[Stored data]
* * *
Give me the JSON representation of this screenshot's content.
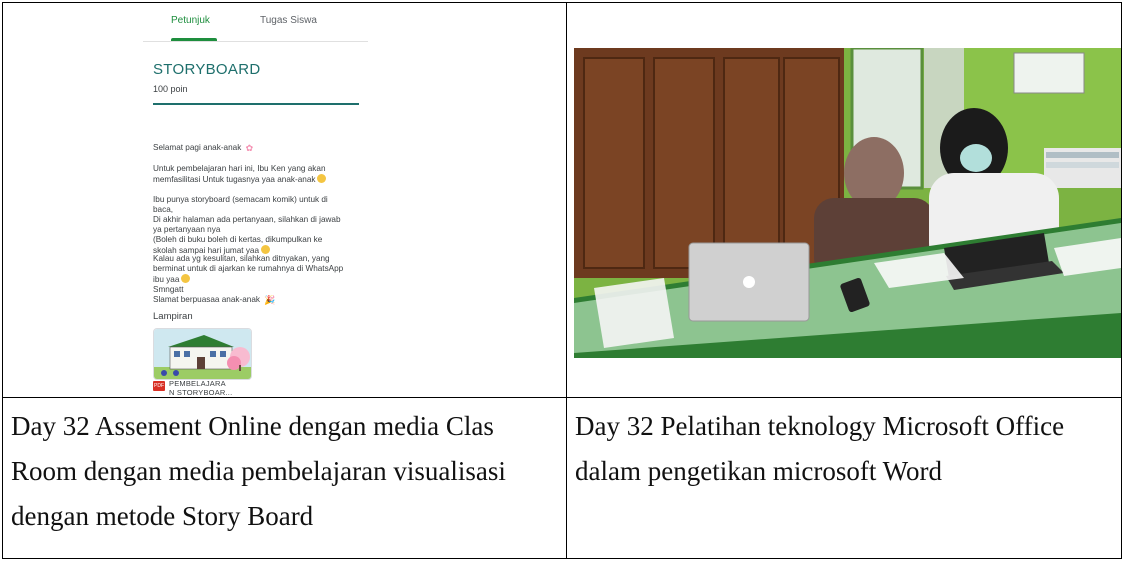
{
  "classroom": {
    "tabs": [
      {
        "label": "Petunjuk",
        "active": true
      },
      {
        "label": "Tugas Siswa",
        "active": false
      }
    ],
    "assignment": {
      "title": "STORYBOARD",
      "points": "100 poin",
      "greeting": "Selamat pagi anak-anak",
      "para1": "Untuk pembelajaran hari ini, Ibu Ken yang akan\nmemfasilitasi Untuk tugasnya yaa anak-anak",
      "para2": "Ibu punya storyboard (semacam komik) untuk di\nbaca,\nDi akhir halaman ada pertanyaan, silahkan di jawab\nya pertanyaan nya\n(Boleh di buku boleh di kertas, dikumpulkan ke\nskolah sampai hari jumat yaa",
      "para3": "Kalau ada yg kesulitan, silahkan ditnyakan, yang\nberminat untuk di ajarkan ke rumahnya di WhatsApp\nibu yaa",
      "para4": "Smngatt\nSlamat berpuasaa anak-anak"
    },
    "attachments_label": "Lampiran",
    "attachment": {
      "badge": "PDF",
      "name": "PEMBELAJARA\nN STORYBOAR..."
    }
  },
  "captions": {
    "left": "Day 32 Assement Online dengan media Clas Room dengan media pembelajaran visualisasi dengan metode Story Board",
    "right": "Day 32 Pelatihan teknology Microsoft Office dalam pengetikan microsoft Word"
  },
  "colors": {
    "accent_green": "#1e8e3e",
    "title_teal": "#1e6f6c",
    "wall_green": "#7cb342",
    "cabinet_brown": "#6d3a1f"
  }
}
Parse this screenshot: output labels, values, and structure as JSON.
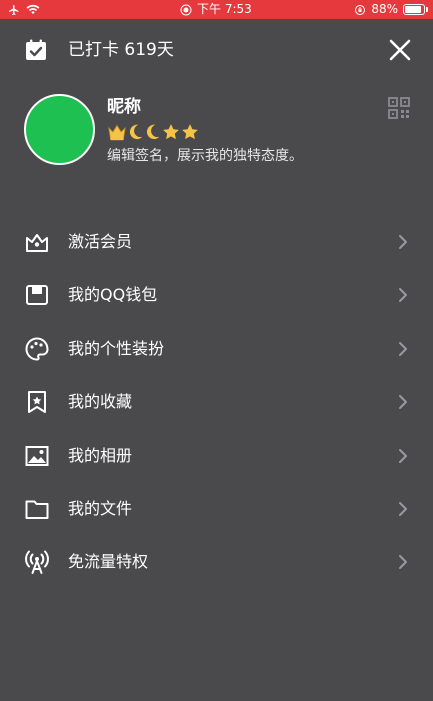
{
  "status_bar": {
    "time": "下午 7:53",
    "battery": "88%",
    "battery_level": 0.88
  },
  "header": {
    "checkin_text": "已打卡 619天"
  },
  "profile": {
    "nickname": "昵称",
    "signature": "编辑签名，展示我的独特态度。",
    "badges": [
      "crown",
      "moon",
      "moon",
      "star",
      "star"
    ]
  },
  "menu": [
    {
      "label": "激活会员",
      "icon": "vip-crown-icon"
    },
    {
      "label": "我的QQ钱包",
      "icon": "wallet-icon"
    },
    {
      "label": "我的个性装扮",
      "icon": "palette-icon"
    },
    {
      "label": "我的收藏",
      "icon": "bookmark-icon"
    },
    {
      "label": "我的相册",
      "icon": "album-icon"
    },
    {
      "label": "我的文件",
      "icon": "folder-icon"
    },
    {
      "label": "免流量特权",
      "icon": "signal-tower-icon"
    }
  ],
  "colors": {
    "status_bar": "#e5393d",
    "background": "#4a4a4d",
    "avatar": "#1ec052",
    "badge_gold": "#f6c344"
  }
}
* * *
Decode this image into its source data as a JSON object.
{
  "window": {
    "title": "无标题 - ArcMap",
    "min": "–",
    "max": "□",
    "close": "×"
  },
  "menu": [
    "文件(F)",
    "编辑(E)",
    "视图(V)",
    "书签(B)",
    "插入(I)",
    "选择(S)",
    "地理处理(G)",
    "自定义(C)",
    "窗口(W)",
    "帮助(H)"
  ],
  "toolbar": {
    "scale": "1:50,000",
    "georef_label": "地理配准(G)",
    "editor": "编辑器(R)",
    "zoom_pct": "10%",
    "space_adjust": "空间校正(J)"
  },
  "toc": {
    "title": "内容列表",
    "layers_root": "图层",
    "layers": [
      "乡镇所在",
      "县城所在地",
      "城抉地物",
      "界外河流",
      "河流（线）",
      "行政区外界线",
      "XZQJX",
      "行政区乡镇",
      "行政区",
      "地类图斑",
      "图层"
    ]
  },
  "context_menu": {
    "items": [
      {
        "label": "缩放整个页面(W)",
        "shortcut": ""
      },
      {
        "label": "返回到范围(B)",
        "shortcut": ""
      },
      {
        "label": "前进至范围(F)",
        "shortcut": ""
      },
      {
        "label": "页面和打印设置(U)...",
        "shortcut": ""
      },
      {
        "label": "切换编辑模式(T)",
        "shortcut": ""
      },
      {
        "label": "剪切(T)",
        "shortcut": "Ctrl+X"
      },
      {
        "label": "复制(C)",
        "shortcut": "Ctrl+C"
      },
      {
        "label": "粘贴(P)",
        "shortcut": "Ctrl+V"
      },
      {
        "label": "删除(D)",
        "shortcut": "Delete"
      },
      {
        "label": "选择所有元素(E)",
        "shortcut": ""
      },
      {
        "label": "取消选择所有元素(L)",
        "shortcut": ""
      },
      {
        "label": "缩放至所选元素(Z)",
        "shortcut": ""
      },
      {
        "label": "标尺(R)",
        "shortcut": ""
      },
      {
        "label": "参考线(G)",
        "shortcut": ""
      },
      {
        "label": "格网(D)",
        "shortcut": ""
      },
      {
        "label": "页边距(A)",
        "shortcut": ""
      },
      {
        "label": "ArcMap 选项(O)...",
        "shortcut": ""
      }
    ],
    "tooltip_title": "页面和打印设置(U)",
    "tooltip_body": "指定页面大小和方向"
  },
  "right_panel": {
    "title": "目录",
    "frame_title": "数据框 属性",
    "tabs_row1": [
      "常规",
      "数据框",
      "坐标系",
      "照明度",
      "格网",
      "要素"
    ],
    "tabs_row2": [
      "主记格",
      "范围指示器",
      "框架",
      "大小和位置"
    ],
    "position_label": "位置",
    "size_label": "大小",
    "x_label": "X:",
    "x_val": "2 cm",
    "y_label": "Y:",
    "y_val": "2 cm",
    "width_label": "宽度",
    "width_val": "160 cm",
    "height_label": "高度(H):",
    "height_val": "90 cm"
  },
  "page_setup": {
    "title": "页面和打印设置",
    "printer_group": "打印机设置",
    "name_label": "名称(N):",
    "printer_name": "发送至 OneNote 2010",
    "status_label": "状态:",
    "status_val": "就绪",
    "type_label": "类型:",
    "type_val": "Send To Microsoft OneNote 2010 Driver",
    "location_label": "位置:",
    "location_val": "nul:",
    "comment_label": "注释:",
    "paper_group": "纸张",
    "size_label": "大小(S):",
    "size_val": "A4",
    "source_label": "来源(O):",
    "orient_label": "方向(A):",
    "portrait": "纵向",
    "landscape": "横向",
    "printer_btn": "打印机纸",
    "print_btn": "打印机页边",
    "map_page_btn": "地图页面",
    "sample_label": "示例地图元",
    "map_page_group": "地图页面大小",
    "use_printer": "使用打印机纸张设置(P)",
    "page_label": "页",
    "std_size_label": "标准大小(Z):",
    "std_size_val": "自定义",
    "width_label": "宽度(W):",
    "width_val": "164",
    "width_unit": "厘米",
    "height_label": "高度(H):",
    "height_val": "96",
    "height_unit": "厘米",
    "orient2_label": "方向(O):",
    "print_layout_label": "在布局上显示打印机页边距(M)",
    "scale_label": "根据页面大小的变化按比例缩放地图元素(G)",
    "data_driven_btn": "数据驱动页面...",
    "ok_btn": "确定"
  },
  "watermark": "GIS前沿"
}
* * *
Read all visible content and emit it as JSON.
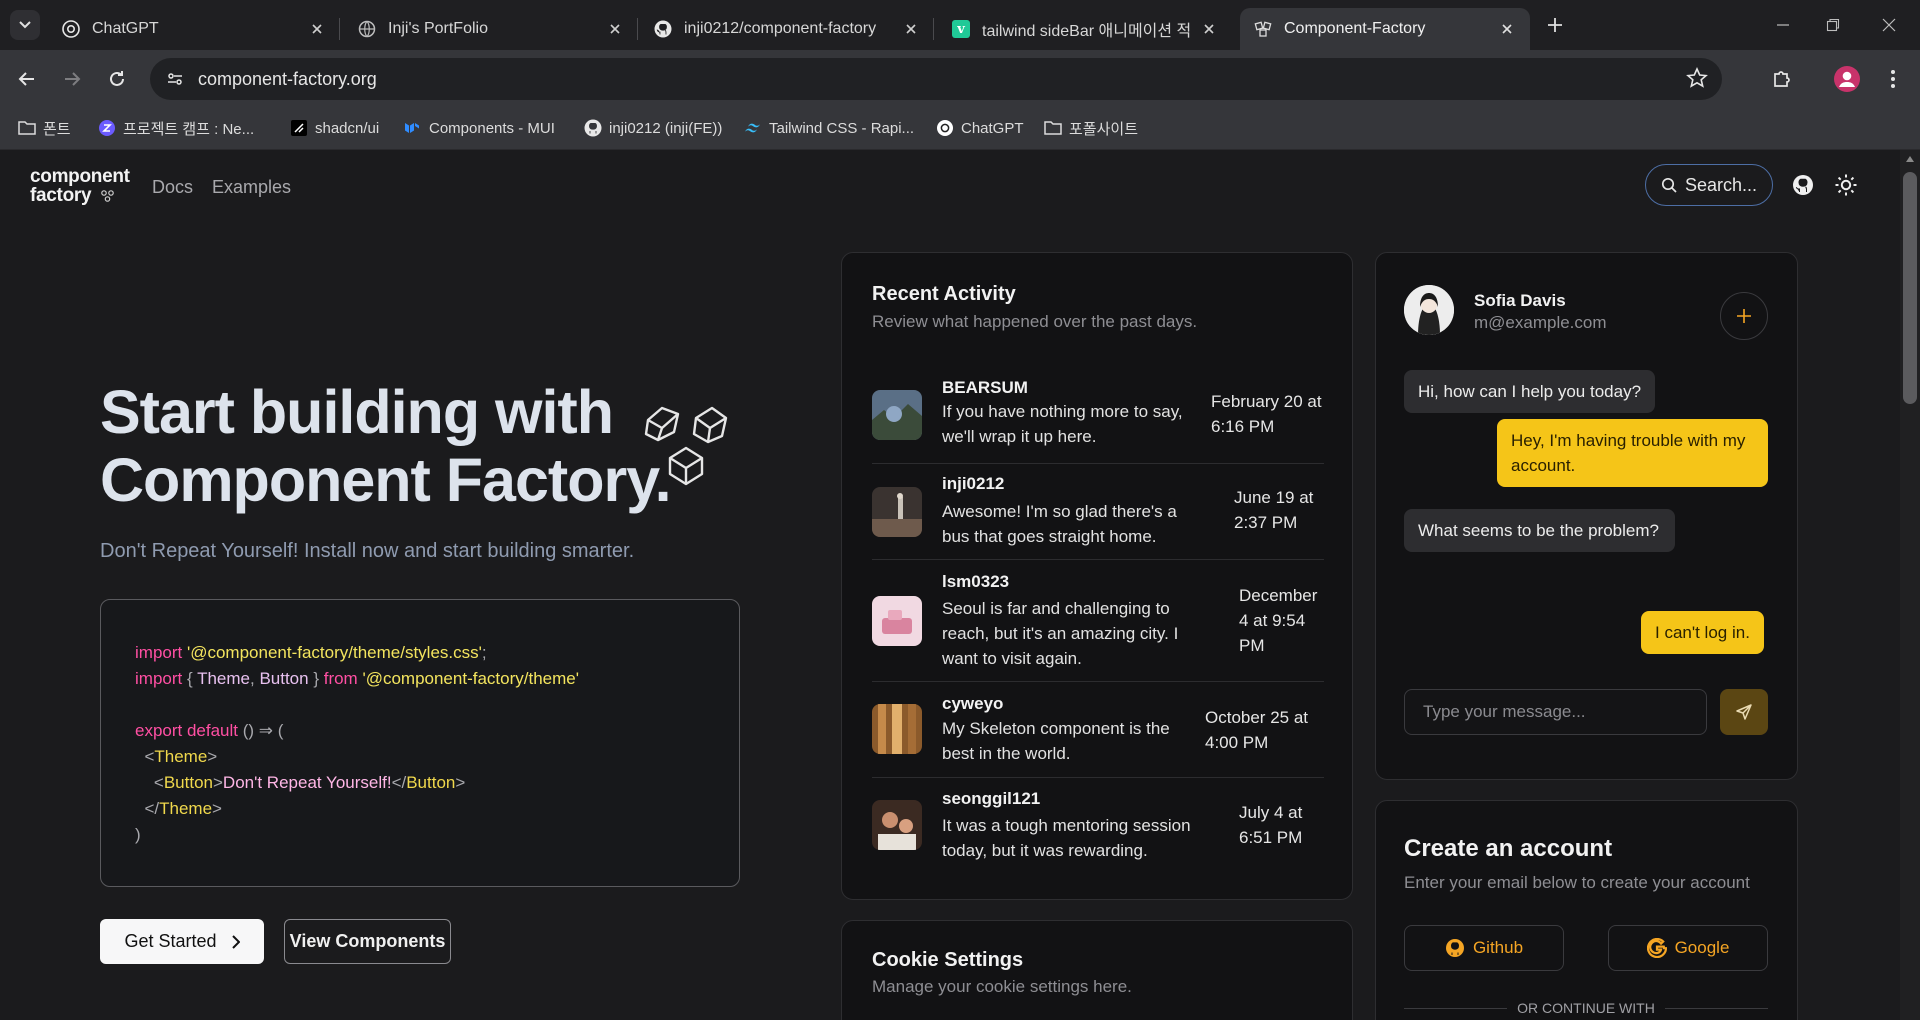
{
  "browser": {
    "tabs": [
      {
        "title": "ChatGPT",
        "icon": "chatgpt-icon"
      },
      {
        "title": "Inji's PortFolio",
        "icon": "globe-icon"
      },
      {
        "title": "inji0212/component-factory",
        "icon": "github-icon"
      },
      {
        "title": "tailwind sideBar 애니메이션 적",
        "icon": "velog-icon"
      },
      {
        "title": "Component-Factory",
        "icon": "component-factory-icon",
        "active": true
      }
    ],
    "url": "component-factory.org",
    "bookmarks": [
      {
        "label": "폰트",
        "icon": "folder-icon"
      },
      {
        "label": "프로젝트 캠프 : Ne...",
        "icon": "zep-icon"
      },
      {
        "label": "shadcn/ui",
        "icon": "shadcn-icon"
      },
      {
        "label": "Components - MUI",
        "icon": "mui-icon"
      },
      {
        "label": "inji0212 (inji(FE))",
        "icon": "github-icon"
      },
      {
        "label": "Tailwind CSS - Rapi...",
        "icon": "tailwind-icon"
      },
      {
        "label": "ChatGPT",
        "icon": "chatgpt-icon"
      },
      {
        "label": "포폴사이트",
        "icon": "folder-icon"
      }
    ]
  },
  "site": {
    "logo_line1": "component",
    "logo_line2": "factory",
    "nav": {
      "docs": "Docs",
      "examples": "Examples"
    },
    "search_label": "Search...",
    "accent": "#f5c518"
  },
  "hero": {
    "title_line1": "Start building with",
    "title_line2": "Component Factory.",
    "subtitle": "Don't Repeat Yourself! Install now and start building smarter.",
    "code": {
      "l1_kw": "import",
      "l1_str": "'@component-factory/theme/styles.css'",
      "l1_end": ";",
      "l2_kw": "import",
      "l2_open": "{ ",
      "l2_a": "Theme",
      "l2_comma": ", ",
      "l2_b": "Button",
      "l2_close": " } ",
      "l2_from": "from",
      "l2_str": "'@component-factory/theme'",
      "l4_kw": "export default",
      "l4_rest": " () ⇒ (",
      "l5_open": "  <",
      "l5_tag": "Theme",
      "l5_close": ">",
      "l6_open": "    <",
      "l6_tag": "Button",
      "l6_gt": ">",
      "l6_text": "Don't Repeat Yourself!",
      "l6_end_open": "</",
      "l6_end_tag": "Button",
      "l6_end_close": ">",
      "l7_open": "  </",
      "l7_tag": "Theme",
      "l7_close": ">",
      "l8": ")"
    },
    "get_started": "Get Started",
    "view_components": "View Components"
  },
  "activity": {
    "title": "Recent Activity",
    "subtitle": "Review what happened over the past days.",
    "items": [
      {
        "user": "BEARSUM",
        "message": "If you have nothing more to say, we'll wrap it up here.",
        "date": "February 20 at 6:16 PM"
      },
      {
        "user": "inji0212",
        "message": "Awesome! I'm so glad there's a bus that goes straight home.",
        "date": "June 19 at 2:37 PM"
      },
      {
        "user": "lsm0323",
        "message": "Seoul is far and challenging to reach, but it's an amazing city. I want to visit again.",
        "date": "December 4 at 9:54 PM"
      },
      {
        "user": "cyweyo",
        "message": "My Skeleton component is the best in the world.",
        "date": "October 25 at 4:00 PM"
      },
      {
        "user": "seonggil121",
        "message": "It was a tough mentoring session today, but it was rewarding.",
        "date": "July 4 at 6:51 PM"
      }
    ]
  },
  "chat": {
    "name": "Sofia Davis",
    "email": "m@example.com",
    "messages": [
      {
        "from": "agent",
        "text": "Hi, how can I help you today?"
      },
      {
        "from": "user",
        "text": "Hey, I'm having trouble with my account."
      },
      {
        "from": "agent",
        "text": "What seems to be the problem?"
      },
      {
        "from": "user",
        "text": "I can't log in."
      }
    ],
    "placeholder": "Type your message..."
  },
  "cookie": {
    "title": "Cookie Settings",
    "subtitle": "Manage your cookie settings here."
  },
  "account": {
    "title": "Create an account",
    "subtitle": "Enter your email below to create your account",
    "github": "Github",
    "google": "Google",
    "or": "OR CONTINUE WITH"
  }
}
* * *
Stated exercise
For each line above that contains the word "OneNote", copy that line.

Answer for the task
    "printer_name": "发送至 OneNote 2010",
    "type_val": "Send To Microsoft OneNote 2010 Driver",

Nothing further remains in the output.